Part of a data file

>> Start

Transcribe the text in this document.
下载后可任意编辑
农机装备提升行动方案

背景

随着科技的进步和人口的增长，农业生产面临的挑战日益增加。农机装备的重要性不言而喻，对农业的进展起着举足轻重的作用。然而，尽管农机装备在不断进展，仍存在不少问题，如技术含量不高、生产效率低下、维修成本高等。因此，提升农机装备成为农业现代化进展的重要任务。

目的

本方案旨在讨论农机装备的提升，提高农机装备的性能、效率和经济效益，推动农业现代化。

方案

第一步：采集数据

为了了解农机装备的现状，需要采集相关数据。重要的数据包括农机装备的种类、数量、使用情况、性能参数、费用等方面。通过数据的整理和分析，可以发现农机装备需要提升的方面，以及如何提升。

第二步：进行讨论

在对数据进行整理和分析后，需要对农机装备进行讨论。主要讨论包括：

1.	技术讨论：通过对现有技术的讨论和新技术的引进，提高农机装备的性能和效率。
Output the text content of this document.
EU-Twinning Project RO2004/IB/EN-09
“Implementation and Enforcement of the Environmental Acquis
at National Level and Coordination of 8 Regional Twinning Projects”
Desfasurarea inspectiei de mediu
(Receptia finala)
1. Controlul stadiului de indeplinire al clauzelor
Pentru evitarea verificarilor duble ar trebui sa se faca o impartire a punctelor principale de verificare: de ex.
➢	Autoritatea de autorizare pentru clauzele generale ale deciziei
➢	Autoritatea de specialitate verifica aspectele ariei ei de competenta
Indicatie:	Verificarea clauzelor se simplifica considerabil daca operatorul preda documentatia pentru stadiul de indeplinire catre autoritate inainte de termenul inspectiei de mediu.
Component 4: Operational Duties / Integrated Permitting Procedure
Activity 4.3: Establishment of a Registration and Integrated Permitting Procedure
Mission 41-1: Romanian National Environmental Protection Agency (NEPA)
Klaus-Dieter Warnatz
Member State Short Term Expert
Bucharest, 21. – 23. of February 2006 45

>> End

→ GOAL
Copy every line from the records above that contains the word "mediu".

→ REPLY TO THE TASK
Desfasurarea inspectiei de mediu
Indicatie:	Verificarea clauzelor se simplifica considerabil daca operatorul preda documentatia pentru stadiul de indeplinire catre autoritate inainte de termenul inspectiei de mediu.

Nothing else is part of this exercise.